Begin RECORD EXCERPTS

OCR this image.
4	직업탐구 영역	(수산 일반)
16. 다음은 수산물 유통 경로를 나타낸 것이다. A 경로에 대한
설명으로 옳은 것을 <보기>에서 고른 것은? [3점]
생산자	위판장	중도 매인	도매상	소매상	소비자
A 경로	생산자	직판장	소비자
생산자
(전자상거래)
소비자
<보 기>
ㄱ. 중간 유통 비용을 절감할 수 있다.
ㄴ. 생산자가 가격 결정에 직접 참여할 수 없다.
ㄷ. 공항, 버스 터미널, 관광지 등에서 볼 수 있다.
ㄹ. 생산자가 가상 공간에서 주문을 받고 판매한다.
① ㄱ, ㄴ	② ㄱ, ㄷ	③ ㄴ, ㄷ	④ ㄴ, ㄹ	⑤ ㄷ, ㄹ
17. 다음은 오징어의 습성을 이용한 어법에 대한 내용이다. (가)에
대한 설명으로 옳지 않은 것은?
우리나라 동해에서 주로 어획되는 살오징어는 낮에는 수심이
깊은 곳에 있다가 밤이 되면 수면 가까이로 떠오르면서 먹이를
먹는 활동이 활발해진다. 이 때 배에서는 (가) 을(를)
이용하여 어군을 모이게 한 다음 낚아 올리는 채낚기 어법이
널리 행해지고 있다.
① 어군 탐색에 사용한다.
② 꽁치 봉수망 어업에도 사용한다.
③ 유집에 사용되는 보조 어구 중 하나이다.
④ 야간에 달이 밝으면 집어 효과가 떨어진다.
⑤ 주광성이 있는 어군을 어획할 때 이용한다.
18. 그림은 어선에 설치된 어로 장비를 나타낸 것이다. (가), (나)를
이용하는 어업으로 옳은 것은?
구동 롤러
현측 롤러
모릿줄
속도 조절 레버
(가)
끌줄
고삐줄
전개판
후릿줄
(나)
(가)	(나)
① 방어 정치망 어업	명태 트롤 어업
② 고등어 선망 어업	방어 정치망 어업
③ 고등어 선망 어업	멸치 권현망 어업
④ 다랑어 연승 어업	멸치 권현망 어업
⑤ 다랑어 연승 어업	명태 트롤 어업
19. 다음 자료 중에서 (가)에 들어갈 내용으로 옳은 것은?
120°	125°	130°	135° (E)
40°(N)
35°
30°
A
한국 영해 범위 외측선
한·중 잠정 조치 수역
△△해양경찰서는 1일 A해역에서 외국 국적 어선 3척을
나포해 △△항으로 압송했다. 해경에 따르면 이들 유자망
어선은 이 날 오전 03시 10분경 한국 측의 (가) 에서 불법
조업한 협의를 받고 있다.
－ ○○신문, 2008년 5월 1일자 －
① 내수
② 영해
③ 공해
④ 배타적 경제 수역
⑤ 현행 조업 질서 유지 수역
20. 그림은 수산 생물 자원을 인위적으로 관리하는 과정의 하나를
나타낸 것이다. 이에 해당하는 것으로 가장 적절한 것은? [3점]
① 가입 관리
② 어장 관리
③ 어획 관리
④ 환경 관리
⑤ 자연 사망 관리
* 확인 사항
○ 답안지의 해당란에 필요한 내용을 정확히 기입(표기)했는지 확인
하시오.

End RECORD EXCERPTS

_WHAT NEEDS TO BE DONE_: Give only a number: how many lines of the data hold the string "생산자가"?

_EXERCISE SOLUTION_: 2